| Data for this exercise |
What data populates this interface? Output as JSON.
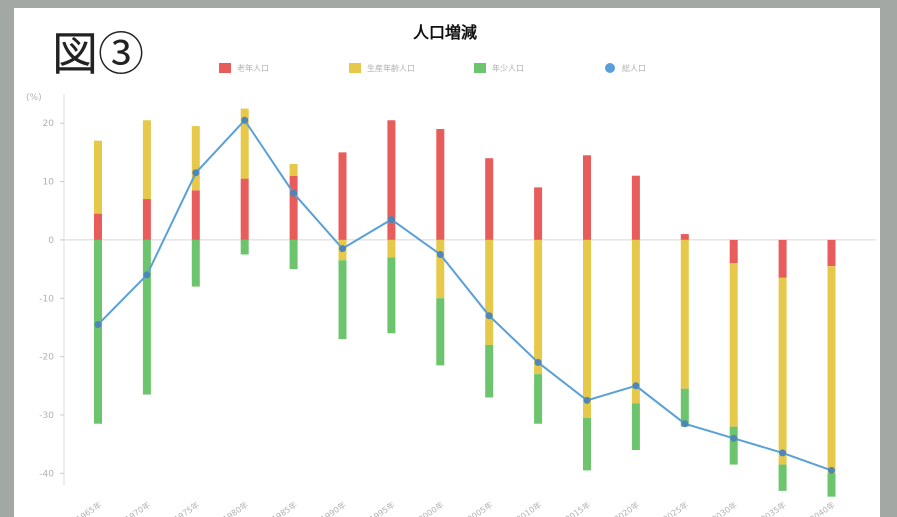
{
  "figure_label": "図③",
  "chart_data": {
    "type": "bar",
    "stacked": true,
    "overlay": "line",
    "title": "人口増減",
    "y_unit_label": "(%)",
    "ylim": [
      -42,
      25
    ],
    "yticks": [
      20,
      10,
      0,
      -10,
      -20,
      -30,
      -40
    ],
    "grid": false,
    "legend_position": "top",
    "categories": [
      "1965年",
      "1970年",
      "1975年",
      "1980年",
      "1985年",
      "1990年",
      "1995年",
      "2000年",
      "2005年",
      "2010年",
      "2015年",
      "2020年",
      "2025年",
      "2030年",
      "2035年",
      "2040年"
    ],
    "series": [
      {
        "name": "老年人口",
        "kind": "bar",
        "color": "#e85c5c",
        "values": [
          4.5,
          7.0,
          8.5,
          10.5,
          11.0,
          15.0,
          20.5,
          19.0,
          14.0,
          9.0,
          14.5,
          11.0,
          1.0,
          -4.0,
          -6.5,
          -4.5
        ]
      },
      {
        "name": "生産年齢人口",
        "kind": "bar",
        "color": "#e6c94a",
        "values": [
          12.5,
          13.5,
          11.0,
          12.0,
          2.0,
          -3.5,
          -3.0,
          -10.0,
          -18.0,
          -23.0,
          -30.5,
          -28.0,
          -25.5,
          -28.0,
          -32.0,
          -35.5
        ]
      },
      {
        "name": "年少人口",
        "kind": "bar",
        "color": "#6cc46c",
        "values": [
          -31.5,
          -26.5,
          -8.0,
          -2.5,
          -5.0,
          -13.5,
          -13.0,
          -11.5,
          -9.0,
          -8.5,
          -9.0,
          -8.0,
          -6.5,
          -6.5,
          -4.5,
          -4.0
        ]
      },
      {
        "name": "総人口",
        "kind": "line",
        "color": "#5aa0d8",
        "values": [
          -14.5,
          -6.0,
          11.5,
          20.5,
          8.0,
          -1.5,
          3.5,
          -2.5,
          -13.0,
          -21.0,
          -27.5,
          -25.0,
          -31.5,
          -34.0,
          -36.5,
          -39.5
        ]
      }
    ]
  }
}
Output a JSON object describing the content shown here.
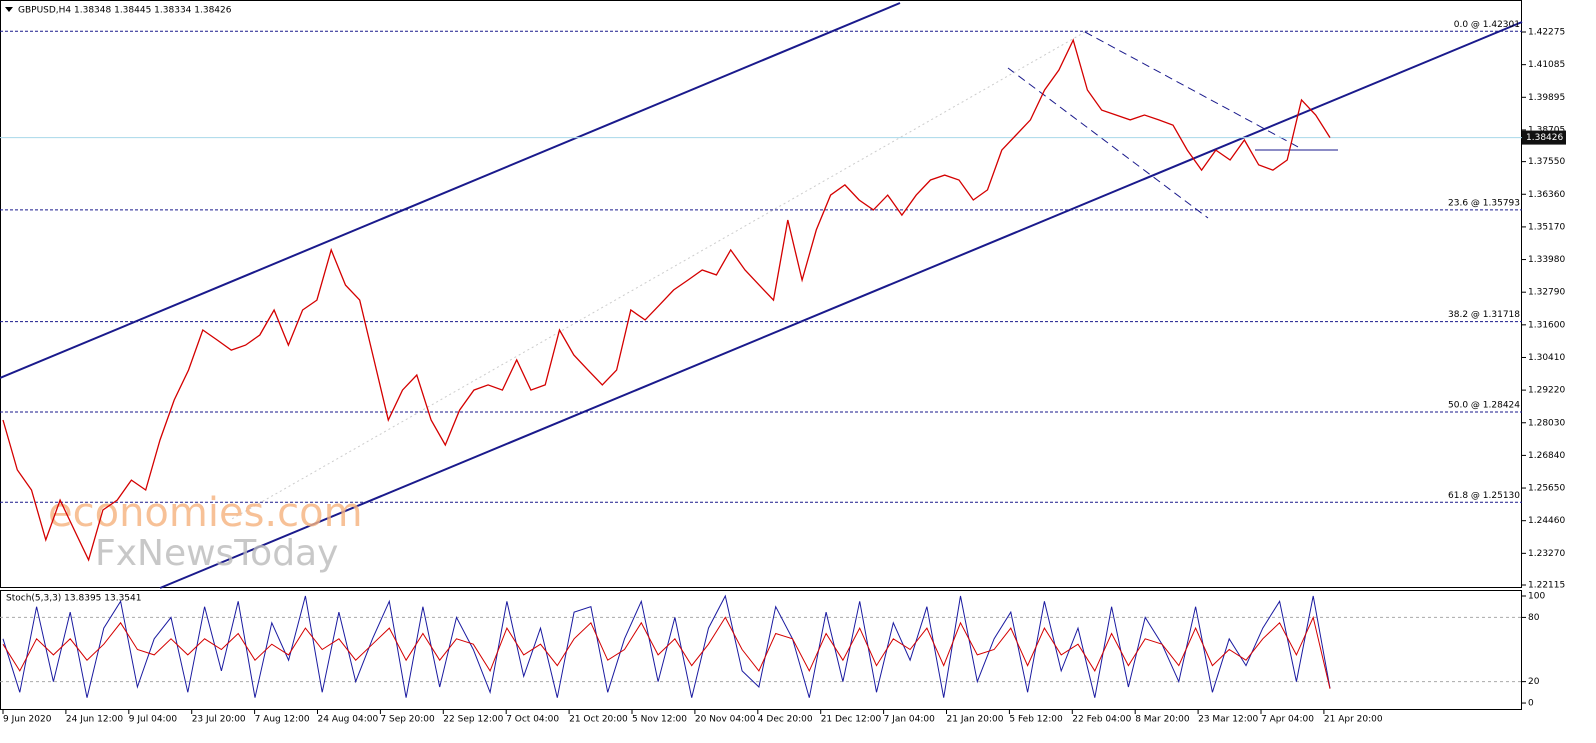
{
  "chart_data": [
    {
      "type": "line",
      "title": "GBPUSD,H4  1.38348 1.38445 1.38334 1.38426",
      "series": [
        {
          "color": "#d40000",
          "values": [
            1.2813,
            1.2631,
            1.2558,
            1.2376,
            1.2521,
            1.2412,
            1.2303,
            1.2485,
            1.2521,
            1.2594,
            1.2558,
            1.274,
            1.2886,
            1.2995,
            1.3141,
            1.3105,
            1.3068,
            1.3086,
            1.3123,
            1.3214,
            1.3086,
            1.3214,
            1.325,
            1.3433,
            1.3305,
            1.325,
            1.3032,
            1.2813,
            1.2922,
            1.2977,
            1.2813,
            1.2722,
            1.2849,
            1.2922,
            1.2941,
            1.2922,
            1.3032,
            1.2922,
            1.2941,
            1.3141,
            1.305,
            1.2995,
            1.2941,
            1.2995,
            1.3214,
            1.3178,
            1.3232,
            1.3287,
            1.3323,
            1.336,
            1.3342,
            1.3433,
            1.336,
            1.3305,
            1.325,
            1.3542,
            1.3323,
            1.3506,
            1.3633,
            1.367,
            1.3615,
            1.3579,
            1.3633,
            1.356,
            1.3633,
            1.3688,
            1.3706,
            1.3688,
            1.3615,
            1.3652,
            1.3797,
            1.3852,
            1.3907,
            1.4016,
            1.4089,
            1.4198,
            1.4016,
            1.3943,
            1.3925,
            1.3907,
            1.3925,
            1.3907,
            1.3888,
            1.3797,
            1.3724,
            1.3797,
            1.3761,
            1.3834,
            1.3743,
            1.3724,
            1.3761,
            1.398,
            1.3925,
            1.38426
          ]
        }
      ],
      "current_price": 1.38426,
      "ylim": [
        1.22006,
        1.43442
      ],
      "yticks": [
        {
          "value": 1.42275,
          "label": "1.42275"
        },
        {
          "value": 1.41085,
          "label": "1.41085"
        },
        {
          "value": 1.39895,
          "label": "1.39895"
        },
        {
          "value": 1.38705,
          "label": "1.38705"
        },
        {
          "value": 1.3755,
          "label": "1.37550"
        },
        {
          "value": 1.3636,
          "label": "1.36360"
        },
        {
          "value": 1.3517,
          "label": "1.35170"
        },
        {
          "value": 1.3398,
          "label": "1.33980"
        },
        {
          "value": 1.3279,
          "label": "1.32790"
        },
        {
          "value": 1.316,
          "label": "1.31600"
        },
        {
          "value": 1.3041,
          "label": "1.30410"
        },
        {
          "value": 1.2922,
          "label": "1.29220"
        },
        {
          "value": 1.2803,
          "label": "1.28030"
        },
        {
          "value": 1.2684,
          "label": "1.26840"
        },
        {
          "value": 1.2565,
          "label": "1.25650"
        },
        {
          "value": 1.2446,
          "label": "1.24460"
        },
        {
          "value": 1.2327,
          "label": "1.23270"
        },
        {
          "value": 1.22115,
          "label": "1.22115"
        }
      ],
      "fib_levels": [
        {
          "value": 1.42301,
          "label": "0.0 @ 1.42301"
        },
        {
          "value": 1.35793,
          "label": "23.6 @ 1.35793"
        },
        {
          "value": 1.31718,
          "label": "38.2 @ 1.31718"
        },
        {
          "value": 1.28424,
          "label": "50.0 @ 1.28424"
        },
        {
          "value": 1.2513,
          "label": "61.8 @ 1.25130"
        }
      ],
      "watermark": [
        "economies.com",
        "FxNewsToday"
      ]
    },
    {
      "type": "line",
      "title": "Stoch(5,3,3) 13.8395 13.3541",
      "series": [
        {
          "color": "#1a1aa0",
          "values": [
            60,
            10,
            90,
            20,
            85,
            5,
            70,
            95,
            15,
            60,
            80,
            10,
            90,
            30,
            95,
            5,
            75,
            40,
            100,
            10,
            85,
            20,
            60,
            95,
            5,
            90,
            15,
            80,
            50,
            10,
            95,
            25,
            70,
            5,
            85,
            90,
            10,
            60,
            95,
            20,
            80,
            5,
            70,
            100,
            30,
            15,
            90,
            60,
            5,
            85,
            20,
            95,
            10,
            75,
            40,
            90,
            5,
            100,
            20,
            60,
            85,
            10,
            95,
            30,
            70,
            5,
            90,
            15,
            80,
            55,
            20,
            90,
            10,
            60,
            35,
            70,
            95,
            20,
            100,
            13.8395
          ]
        },
        {
          "color": "#d40000",
          "values": [
            55,
            30,
            60,
            45,
            60,
            40,
            55,
            75,
            50,
            45,
            60,
            45,
            60,
            50,
            65,
            40,
            55,
            45,
            70,
            50,
            60,
            40,
            55,
            70,
            40,
            65,
            40,
            60,
            55,
            30,
            70,
            45,
            55,
            35,
            60,
            75,
            40,
            50,
            75,
            45,
            60,
            35,
            55,
            80,
            50,
            30,
            65,
            60,
            30,
            65,
            40,
            70,
            35,
            60,
            50,
            70,
            35,
            75,
            45,
            50,
            70,
            35,
            70,
            45,
            55,
            30,
            65,
            35,
            60,
            55,
            35,
            70,
            35,
            50,
            40,
            60,
            75,
            45,
            80,
            13.3541
          ]
        }
      ],
      "ylim": [
        -6.5,
        105.6
      ],
      "yticks": [
        0,
        20,
        80,
        100
      ],
      "time_labels": [
        "9 Jun 2020",
        "24 Jun 12:00",
        "9 Jul 04:00",
        "23 Jul 20:00",
        "7 Aug 12:00",
        "24 Aug 04:00",
        "7 Sep 20:00",
        "22 Sep 12:00",
        "7 Oct 04:00",
        "21 Oct 20:00",
        "5 Nov 12:00",
        "20 Nov 04:00",
        "4 Dec 20:00",
        "21 Dec 12:00",
        "7 Jan 04:00",
        "21 Jan 20:00",
        "5 Feb 12:00",
        "22 Feb 04:00",
        "8 Mar 20:00",
        "23 Mar 12:00",
        "7 Apr 04:00",
        "21 Apr 20:00"
      ]
    }
  ]
}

| Work instructions |
Copy out each line of the entries that holds "JSON".

| Worked answer |
What data populates this interface? Output as JSON.
Output a JSON object describing the content shown here.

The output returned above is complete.